# What the task requires:
Collect each line of the records containing the string "temper".

━━━━━━━━━━━━━━━━━━━━━━━━━━━━━━

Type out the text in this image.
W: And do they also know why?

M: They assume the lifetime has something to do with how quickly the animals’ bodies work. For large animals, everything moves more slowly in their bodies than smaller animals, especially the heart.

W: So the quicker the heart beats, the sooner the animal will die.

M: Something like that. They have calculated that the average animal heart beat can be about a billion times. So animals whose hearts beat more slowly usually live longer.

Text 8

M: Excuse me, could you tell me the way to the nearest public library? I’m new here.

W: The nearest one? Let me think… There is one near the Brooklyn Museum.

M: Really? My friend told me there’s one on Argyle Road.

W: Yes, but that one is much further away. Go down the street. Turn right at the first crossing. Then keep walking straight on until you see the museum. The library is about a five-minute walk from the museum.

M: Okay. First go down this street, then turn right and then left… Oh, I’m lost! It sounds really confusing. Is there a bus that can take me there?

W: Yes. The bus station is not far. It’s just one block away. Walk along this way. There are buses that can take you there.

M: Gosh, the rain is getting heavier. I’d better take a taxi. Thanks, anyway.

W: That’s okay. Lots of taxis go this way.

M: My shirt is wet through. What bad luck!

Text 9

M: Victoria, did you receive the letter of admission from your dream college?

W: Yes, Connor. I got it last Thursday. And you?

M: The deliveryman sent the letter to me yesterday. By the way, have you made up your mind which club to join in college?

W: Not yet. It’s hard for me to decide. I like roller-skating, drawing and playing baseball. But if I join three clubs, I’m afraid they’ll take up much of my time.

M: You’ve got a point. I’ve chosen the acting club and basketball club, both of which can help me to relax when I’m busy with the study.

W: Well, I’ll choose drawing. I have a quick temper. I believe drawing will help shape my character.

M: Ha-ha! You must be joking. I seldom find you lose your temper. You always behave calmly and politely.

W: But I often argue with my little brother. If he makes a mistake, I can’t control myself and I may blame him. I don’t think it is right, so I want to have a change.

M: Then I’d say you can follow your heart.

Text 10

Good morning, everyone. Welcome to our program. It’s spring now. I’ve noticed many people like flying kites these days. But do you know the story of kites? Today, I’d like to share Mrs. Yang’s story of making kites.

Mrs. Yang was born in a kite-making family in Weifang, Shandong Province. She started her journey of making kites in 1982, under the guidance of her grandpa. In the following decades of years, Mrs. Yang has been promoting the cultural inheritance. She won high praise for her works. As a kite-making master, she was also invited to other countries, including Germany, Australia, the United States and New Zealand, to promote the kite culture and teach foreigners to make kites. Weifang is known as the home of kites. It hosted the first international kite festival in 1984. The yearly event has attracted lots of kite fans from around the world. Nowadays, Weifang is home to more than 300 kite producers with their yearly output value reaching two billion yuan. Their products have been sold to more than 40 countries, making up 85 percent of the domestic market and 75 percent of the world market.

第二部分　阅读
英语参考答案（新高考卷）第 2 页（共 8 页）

━━━━━━━━━━━━━━━━━━━━━━━━━━━━━━

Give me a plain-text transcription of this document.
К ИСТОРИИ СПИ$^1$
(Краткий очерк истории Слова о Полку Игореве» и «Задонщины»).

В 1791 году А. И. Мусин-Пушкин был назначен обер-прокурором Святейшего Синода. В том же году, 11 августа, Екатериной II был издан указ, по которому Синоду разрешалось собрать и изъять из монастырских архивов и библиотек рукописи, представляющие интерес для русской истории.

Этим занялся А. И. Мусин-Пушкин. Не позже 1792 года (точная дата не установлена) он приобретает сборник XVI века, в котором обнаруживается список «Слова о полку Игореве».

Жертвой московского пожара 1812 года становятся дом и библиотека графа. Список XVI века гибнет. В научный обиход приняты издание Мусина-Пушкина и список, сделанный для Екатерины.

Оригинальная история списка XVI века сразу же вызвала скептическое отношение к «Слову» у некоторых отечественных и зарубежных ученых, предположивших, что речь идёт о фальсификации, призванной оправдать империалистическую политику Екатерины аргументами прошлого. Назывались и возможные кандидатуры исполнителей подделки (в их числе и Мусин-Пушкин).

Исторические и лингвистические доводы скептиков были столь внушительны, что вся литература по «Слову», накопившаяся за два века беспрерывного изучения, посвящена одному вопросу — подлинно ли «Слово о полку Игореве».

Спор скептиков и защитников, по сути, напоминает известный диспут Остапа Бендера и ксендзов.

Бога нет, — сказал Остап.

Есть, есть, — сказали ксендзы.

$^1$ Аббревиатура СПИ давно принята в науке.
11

━━━━━━━━━━━━━━━━━━━━━━━━━━━━━━

# Reply to the exercise:
W: Well, I’ll choose drawing. I have a quick temper. I believe drawing will help shape my character.
M: Ha-ha! You must be joking. I seldom find you lose your temper. You always behave calmly and politely.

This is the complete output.